(Brief):
Turn every line of the items below into a JSON list of strings, one string per line. Skip blank lines and leave the pictures out.

(Rows):

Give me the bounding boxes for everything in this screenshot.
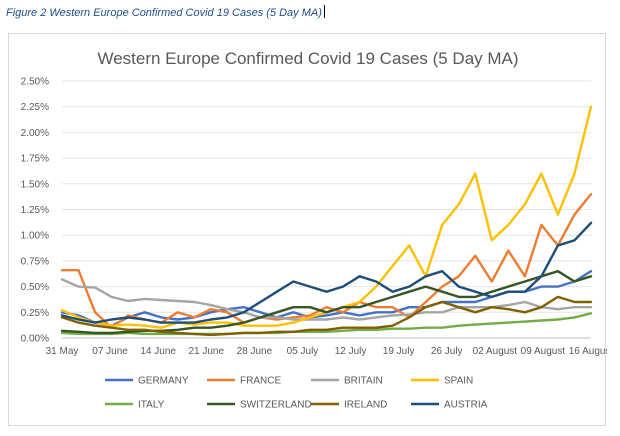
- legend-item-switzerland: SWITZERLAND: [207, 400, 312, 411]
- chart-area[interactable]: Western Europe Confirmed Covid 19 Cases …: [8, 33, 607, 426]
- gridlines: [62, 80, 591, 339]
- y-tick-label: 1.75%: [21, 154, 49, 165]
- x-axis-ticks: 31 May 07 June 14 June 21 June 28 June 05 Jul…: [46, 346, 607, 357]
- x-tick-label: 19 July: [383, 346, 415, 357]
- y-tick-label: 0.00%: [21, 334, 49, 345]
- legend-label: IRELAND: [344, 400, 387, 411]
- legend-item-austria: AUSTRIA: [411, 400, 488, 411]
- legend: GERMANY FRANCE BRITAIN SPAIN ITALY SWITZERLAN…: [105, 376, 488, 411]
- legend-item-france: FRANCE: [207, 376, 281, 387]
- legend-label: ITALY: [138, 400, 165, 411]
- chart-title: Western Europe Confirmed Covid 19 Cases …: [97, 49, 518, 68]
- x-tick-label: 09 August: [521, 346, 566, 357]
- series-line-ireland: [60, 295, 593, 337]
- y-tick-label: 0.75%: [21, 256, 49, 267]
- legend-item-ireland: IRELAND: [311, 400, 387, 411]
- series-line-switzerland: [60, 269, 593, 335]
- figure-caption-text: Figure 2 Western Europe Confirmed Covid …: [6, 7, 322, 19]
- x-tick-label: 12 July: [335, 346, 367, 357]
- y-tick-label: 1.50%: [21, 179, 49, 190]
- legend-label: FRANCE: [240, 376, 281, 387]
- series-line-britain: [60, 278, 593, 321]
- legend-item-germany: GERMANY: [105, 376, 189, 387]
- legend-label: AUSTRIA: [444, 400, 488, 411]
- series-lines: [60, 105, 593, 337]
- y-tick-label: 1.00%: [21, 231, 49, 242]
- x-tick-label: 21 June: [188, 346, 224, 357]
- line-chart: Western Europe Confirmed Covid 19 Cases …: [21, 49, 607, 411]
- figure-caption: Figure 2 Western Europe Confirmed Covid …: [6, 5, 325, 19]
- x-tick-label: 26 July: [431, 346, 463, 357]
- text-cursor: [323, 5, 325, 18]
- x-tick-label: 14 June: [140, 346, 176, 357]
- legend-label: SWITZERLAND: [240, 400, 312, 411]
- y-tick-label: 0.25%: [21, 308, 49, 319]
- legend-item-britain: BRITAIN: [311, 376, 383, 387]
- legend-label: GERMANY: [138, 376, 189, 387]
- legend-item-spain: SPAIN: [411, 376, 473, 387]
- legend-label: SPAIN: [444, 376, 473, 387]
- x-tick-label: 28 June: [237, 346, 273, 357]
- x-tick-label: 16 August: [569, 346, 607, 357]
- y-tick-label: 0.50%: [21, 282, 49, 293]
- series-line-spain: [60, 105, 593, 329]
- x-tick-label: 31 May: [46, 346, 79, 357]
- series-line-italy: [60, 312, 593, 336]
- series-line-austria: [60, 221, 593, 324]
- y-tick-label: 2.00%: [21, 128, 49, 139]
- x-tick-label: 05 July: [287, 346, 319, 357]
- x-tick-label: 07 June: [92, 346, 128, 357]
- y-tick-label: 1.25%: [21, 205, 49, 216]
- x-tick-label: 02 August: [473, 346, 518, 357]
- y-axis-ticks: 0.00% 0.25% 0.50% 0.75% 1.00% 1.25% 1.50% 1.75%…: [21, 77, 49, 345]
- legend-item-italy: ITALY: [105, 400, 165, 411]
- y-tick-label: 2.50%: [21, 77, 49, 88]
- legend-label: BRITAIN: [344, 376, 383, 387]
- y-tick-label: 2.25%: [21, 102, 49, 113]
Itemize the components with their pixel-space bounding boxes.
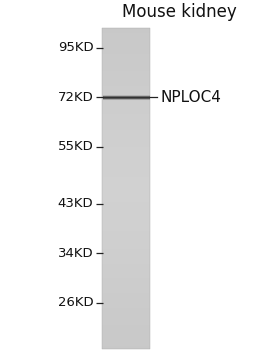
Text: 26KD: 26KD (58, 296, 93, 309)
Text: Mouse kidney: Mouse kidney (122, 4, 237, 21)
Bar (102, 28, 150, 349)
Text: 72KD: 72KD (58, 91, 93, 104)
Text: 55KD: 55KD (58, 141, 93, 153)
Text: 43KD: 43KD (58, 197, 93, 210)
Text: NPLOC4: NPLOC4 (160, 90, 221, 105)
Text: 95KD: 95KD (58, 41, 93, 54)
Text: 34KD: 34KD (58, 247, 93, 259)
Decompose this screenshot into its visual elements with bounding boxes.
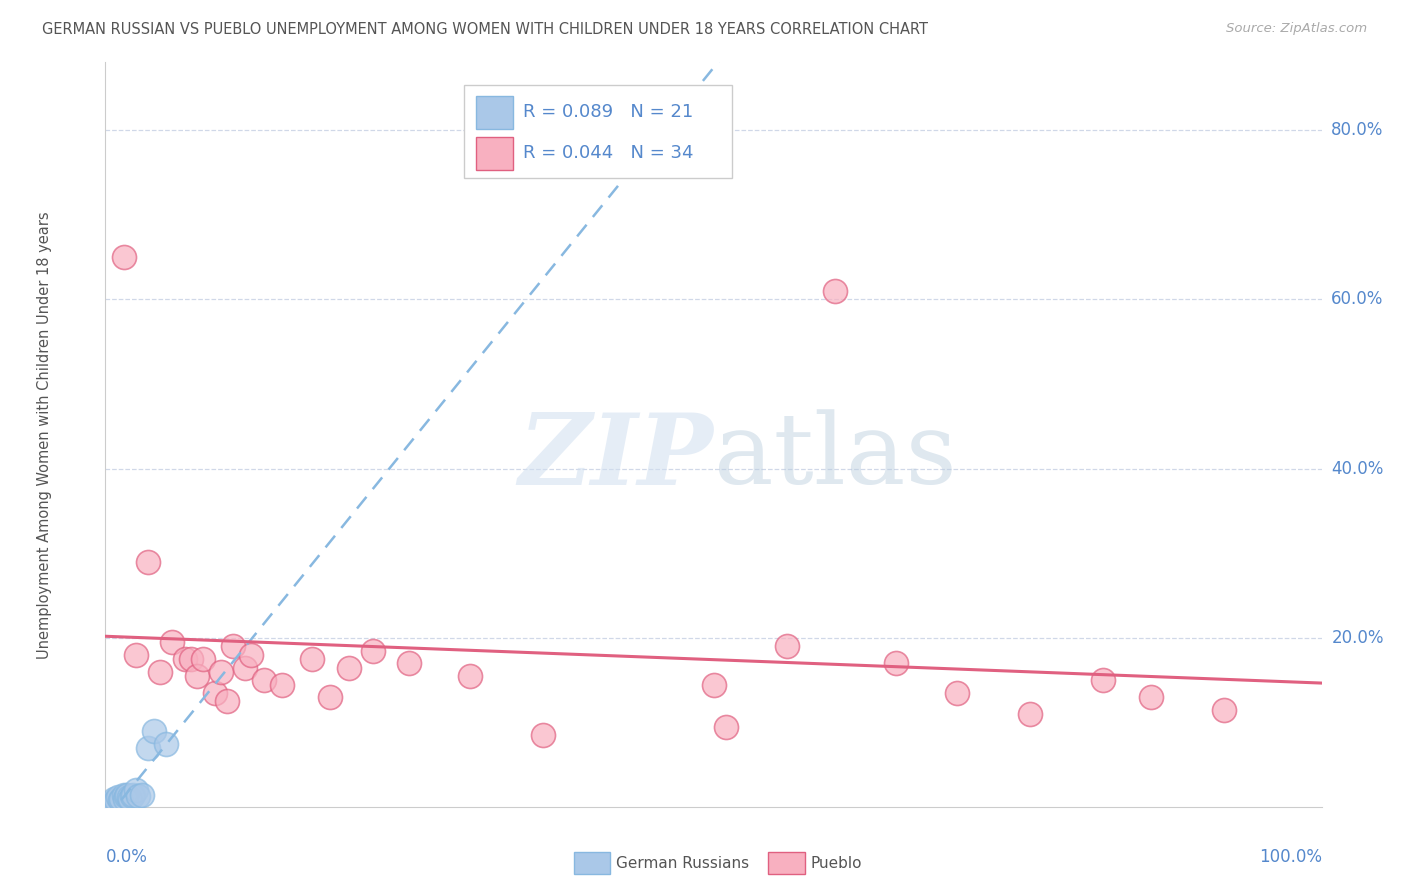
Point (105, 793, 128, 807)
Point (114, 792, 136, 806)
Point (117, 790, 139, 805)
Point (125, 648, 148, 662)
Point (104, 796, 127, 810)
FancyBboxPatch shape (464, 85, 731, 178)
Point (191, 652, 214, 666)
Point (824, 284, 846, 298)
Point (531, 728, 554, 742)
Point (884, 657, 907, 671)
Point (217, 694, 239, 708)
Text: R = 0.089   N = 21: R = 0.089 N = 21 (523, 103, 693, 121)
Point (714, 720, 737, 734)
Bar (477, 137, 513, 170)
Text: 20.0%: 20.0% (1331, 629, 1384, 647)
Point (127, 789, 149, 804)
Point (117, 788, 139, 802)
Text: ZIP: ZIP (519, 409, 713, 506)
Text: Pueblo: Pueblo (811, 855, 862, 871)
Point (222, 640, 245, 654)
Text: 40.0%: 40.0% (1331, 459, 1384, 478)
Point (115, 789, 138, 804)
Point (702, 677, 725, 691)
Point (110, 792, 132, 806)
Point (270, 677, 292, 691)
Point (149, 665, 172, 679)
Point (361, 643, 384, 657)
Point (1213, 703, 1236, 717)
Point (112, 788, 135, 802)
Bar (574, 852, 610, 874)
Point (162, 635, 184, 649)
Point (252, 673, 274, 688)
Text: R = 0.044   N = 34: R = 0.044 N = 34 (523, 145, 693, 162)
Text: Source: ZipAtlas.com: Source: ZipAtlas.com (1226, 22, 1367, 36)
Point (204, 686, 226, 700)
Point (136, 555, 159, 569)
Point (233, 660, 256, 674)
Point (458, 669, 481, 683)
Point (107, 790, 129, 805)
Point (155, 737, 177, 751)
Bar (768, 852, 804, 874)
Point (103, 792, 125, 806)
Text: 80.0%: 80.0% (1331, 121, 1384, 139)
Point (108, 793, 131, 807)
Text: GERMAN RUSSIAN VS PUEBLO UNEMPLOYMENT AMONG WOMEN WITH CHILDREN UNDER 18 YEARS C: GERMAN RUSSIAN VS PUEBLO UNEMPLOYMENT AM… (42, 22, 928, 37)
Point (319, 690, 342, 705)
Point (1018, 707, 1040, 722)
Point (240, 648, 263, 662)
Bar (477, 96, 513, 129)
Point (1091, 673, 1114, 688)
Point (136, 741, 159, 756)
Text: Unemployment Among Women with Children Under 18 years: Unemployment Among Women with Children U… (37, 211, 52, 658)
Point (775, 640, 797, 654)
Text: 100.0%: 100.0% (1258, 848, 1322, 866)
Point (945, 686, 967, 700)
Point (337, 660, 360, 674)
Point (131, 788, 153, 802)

(Answer for the task):
[
  "Give me the bounding boxes for everything in this screenshot.",
  "- legend-item-switzerland: SWITZERLAND: [207, 400, 312, 411]",
  "- chart-area[interactable]: Western Europe Confirmed Covid 19 Cases …: [8, 33, 607, 426]",
  "- gridlines: [62, 80, 591, 339]",
  "- y-tick-label: 1.75%: [21, 154, 49, 165]",
  "- x-axis-ticks: 31 May 07 June 14 June 21 June 28 June 05 Jul…: [46, 346, 607, 357]",
  "- x-tick-label: 19 July: [383, 346, 415, 357]",
  "- y-tick-label: 0.00%: [21, 334, 49, 345]",
  "- legend-label: IRELAND: [344, 400, 387, 411]",
  "- legend-item-austria: AUSTRIA: [411, 400, 488, 411]",
  "- legend: GERMANY FRANCE BRITAIN SPAIN ITALY SWITZERLAN…: [105, 376, 488, 411]",
  "- legend-item-france: FRANCE: [207, 376, 281, 387]",
  "- legend-label: ITALY: [138, 400, 165, 411]",
  "- chart-title: Western Europe Confirmed Covid 19 Cases …: [97, 49, 518, 68]",
  "- x-tick-label: 09 August: [521, 346, 566, 357]",
  "- series-line-ireland: [60, 295, 593, 337]",
  "- y-tick-label: 0.75%: [21, 256, 49, 267]",
  "- legend-item-ireland: IRELAND: [311, 400, 387, 411]",
  "- series-line-switzerland: [60, 269, 593, 335]",
  "- figure-caption-text: Figure 2 Western Europe Confirmed Covid …: [6, 7, 322, 19]",
  "- x-tick-label: 12 July: [335, 346, 367, 357]",
  "- y-tick-label: 1.50%: [21, 179, 49, 190]",
  "- legend-label: FRANCE: [240, 376, 281, 387]",
  "- series-line-britain: [60, 278, 593, 321]",
  "- legend-item-germany: GERMANY: [105, 376, 189, 387]",
  "- legend-label: AUSTRIA: [444, 400, 488, 411]",
  "- series-lines: [60, 105, 593, 337]",
  "- y-tick-label: 1.00%: [21, 231, 49, 242]",
  "- x-tick-label: 21 June: [188, 346, 224, 357]",
  "- line-chart: Western Europe Confirmed Covid 19 Cases …: [21, 49, 607, 411]",
  "- figure-caption: Figure 2 Western Europe Confirmed Covid …: [6, 5, 325, 19]",
  "- x-tick-label: 26 July: [431, 346, 463, 357]",
  "- text-cursor: [323, 5, 325, 18]",
  "- x-tick-label: 14 June: [140, 346, 176, 357]",
  "- legend-label: SWITZERLAND: [240, 400, 312, 411]",
  "- y-tick-label: 0.25%: [21, 308, 49, 319]",
  "- legend-item-britain: BRITAIN: [311, 376, 383, 387]",
  "- legend-label: GERMANY: [138, 376, 189, 387]",
  "- legend-item-spain: SPAIN: [411, 376, 473, 387]",
  "- legend-label: SPAIN: [444, 376, 473, 387]",
  "- x-tick-label: 28 June: [237, 346, 273, 357]",
  "- x-tick-label: 16 August: [569, 346, 607, 357]",
  "- y-tick-label: 0.50%: [21, 282, 49, 293]",
  "- series-line-spain: [60, 105, 593, 329]",
  "- x-tick-label: 31 May: [46, 346, 79, 357]",
  "- series-line-italy: [60, 312, 593, 336]",
  "- series-line-austria: [60, 221, 593, 324]",
  "- y-tick-label: 2.00%: [21, 128, 49, 139]",
  "- x-tick-label: 05 July: [287, 346, 319, 357]",
  "- x-tick-label: 07 June: [92, 346, 128, 357]",
  "- y-tick-label: 1.25%: [21, 205, 49, 216]",
  "- x-tick-label: 02 August: [473, 346, 518, 357]",
  "- y-axis-ticks: 0.00% 0.25% 0.50% 0.75% 1.00% 1.25% 1.50% 1.75%…: [21, 77, 49, 345]",
  "- legend-item-italy: ITALY: [105, 400, 165, 411]",
  "- y-tick-label: 2.50%: [21, 77, 49, 88]",
  "- legend-label: BRITAIN: [344, 376, 383, 387]",
  "- y-tick-label: 2.25%: [21, 102, 49, 113]",
  "Itemize the components with their pixel-space bounding boxes.",
  "Text: 26KD: 26KD (58, 296, 93, 309)",
  "Text: Mouse kidney: Mouse kidney (122, 4, 237, 21)",
  "Bar (102, 28, 150, 349)",
  "Text: 72KD: 72KD (58, 91, 93, 104)",
  "Text: 55KD: 55KD (58, 141, 93, 153)",
  "Text: 43KD: 43KD (58, 197, 93, 210)",
  "Text: NPLOC4: NPLOC4 (160, 90, 221, 105)",
  "Text: 95KD: 95KD (58, 41, 93, 54)",
  "Text: 34KD: 34KD (58, 247, 93, 259)",
  "Decompose this screenshot into its visual elements with bounding boxes.",
  "Point (105, 793, 128, 807)",
  "Point (114, 792, 136, 806)",
  "Point (117, 790, 139, 805)",
  "Point (125, 648, 148, 662)",
  "Point (104, 796, 127, 810)",
  "FancyBboxPatch shape (464, 85, 731, 178)",
  "Point (191, 652, 214, 666)",
  "Point (824, 284, 846, 298)",
  "Point (531, 728, 554, 742)",
  "Point (884, 657, 907, 671)",
  "Point (217, 694, 239, 708)",
  "Text: R = 0.089   N = 21: R = 0.089 N = 21 (523, 103, 693, 121)",
  "Point (714, 720, 737, 734)",
  "Bar (477, 137, 513, 170)",
  "Text: 20.0%: 20.0% (1331, 629, 1384, 647)",
  "Point (127, 789, 149, 804)",
  "Point (117, 788, 139, 802)",
  "Text: ZIP: ZIP (519, 409, 713, 506)",
  "Text: Pueblo: Pueblo (811, 855, 862, 871)",
  "Point (222, 640, 245, 654)",
  "Text: 40.0%: 40.0% (1331, 459, 1384, 478)",
  "Point (115, 789, 138, 804)",
  "Point (702, 677, 725, 691)",
  "Point (110, 792, 132, 806)",
  "Point (270, 677, 292, 691)",
  "Point (149, 665, 172, 679)",
  "Point (361, 643, 384, 657)",
  "Point (1213, 703, 1236, 717)",
  "Point (112, 788, 135, 802)",
  "Bar (574, 852, 610, 874)",
  "Point (162, 635, 184, 649)",
  "Point (252, 673, 274, 688)",
  "Text: R = 0.044   N = 34: R = 0.044 N = 34 (523, 145, 693, 162)",
  "Text: Source: ZipAtlas.com: Source: ZipAtlas.com (1226, 22, 1367, 36)",
  "Point (204, 686, 226, 700)",
  "Point (136, 555, 159, 569)",
  "Point (233, 660, 256, 674)",
  "Point (458, 669, 481, 683)",
  "Point (107, 790, 129, 805)",
  "Point (155, 737, 177, 751)",
  "Bar (768, 852, 804, 874)",
  "Point (103, 792, 125, 806)",
  "Text: 80.0%: 80.0% (1331, 121, 1384, 139)",
  "Point (108, 793, 131, 807)",
  "Text: GERMAN RUSSIAN VS PUEBLO UNEMPLOYMENT AMONG WOMEN WITH CHILDREN UNDER 18 YEARS C: GERMAN RUSSIAN VS PUEBLO UNEMPLOYMENT AM… (42, 22, 928, 37)",
  "Point (319, 690, 342, 705)",
  "Point (1018, 707, 1040, 722)",
  "Point (240, 648, 263, 662)",
  "Bar (477, 96, 513, 129)",
  "Point (1091, 673, 1114, 688)",
  "Point (136, 741, 159, 756)",
  "Text: Unemployment Among Women with Children Under 18 years: Unemployment Among Women with Children U… (37, 211, 52, 658)",
  "Point (775, 640, 797, 654)",
  "Text: 100.0%: 100.0% (1258, 848, 1322, 866)",
  "Point (945, 686, 967, 700)",
  "Point (337, 660, 360, 674)",
  "Point (131, 788, 153, 802)"
]